▸ **WHAT IS EXPECTED**
Copy the data below exactly.
[START OF THE INPUT]
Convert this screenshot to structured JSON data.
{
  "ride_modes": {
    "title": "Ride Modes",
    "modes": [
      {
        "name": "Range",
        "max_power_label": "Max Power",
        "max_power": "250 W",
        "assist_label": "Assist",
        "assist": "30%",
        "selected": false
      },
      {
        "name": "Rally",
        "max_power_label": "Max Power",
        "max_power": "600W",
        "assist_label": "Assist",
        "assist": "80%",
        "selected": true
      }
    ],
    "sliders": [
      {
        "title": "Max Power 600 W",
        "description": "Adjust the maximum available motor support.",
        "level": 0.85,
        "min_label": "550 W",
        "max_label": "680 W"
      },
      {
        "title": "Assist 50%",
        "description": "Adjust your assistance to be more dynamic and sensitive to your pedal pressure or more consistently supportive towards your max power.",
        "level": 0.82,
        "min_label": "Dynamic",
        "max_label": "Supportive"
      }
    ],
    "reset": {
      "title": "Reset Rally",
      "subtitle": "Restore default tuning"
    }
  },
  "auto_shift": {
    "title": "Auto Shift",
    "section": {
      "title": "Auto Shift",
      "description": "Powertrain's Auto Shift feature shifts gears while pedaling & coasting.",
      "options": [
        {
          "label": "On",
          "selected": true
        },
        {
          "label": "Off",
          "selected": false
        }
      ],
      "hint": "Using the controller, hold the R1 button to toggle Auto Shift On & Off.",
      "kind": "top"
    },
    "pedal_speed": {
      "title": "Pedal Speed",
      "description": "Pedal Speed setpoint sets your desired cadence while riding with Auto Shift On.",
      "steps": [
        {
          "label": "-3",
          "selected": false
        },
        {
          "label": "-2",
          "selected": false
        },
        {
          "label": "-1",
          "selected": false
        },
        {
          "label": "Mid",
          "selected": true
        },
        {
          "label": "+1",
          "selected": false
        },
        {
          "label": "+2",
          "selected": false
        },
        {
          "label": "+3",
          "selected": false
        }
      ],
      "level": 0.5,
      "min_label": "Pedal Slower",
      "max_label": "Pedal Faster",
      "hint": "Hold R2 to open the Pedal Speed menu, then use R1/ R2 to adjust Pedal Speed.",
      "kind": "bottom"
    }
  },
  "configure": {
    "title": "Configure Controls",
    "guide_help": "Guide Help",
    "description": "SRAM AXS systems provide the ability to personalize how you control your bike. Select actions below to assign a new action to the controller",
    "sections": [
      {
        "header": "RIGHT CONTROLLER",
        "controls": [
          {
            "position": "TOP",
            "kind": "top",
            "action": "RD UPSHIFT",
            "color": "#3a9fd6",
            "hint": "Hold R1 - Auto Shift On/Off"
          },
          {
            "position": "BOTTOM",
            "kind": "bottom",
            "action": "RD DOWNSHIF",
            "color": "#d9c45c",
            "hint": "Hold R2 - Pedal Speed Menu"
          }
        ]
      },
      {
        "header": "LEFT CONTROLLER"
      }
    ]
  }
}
[END OF THE INPUT]
▸ **REPLY TO THE EXERCISE**
Convert this screenshot to structured JSON data.
{
  "ride_modes": {
    "title": "Ride Modes",
    "modes": [
      {
        "name": "Range",
        "max_power_label": "Max Power",
        "max_power": "250 W",
        "assist_label": "Assist",
        "assist": "30%",
        "selected": false
      },
      {
        "name": "Rally",
        "max_power_label": "Max Power",
        "max_power": "600W",
        "assist_label": "Assist",
        "assist": "80%",
        "selected": true
      }
    ],
    "sliders": [
      {
        "title": "Max Power 600 W",
        "description": "Adjust the maximum available motor support.",
        "level": 0.85,
        "min_label": "550 W",
        "max_label": "680 W"
      },
      {
        "title": "Assist 50%",
        "description": "Adjust your assistance to be more dynamic and sensitive to your pedal pressure or more consistently supportive towards your max power.",
        "level": 0.82,
        "min_label": "Dynamic",
        "max_label": "Supportive"
      }
    ],
    "reset": {
      "title": "Reset Rally",
      "subtitle": "Restore default tuning"
    }
  },
  "auto_shift": {
    "title": "Auto Shift",
    "section": {
      "title": "Auto Shift",
      "description": "Powertrain's Auto Shift feature shifts gears while pedaling & coasting.",
      "options": [
        {
          "label": "On",
          "selected": true
        },
        {
          "label": "Off",
          "selected": false
        }
      ],
      "hint": "Using the controller, hold the R1 button to toggle Auto Shift On & Off.",
      "kind": "top"
    },
    "pedal_speed": {
      "title": "Pedal Speed",
      "description": "Pedal Speed setpoint sets your desired cadence while riding with Auto Shift On.",
      "steps": [
        {
          "label": "-3",
          "selected": false
        },
        {
          "label": "-2",
          "selected": false
        },
        {
          "label": "-1",
          "selected": false
        },
        {
          "label": "Mid",
          "selected": true
        },
        {
          "label": "+1",
          "selected": false
        },
        {
          "label": "+2",
          "selected": false
        },
        {
          "label": "+3",
          "selected": false
        }
      ],
      "level": 0.5,
      "min_label": "Pedal Slower",
      "max_label": "Pedal Faster",
      "hint": "Hold R2 to open the Pedal Speed menu, then use R1/ R2 to adjust Pedal Speed.",
      "kind": "bottom"
    }
  },
  "configure": {
    "title": "Configure Controls",
    "guide_help": "Guide Help",
    "description": "SRAM AXS systems provide the ability to personalize how you control your bike. Select actions below to assign a new action to the controller",
    "sections": [
      {
        "header": "RIGHT CONTROLLER",
        "controls": [
          {
            "position": "TOP",
            "kind": "top",
            "action": "RD UPSHIFT",
            "color": "#3a9fd6",
            "hint": "Hold R1 - Auto Shift On/Off"
          },
          {
            "position": "BOTTOM",
            "kind": "bottom",
            "action": "RD DOWNSHIF",
            "color": "#d9c45c",
            "hint": "Hold R2 - Pedal Speed Menu"
          }
        ]
      },
      {
        "header": "LEFT CONTROLLER"
      }
    ]
  }
}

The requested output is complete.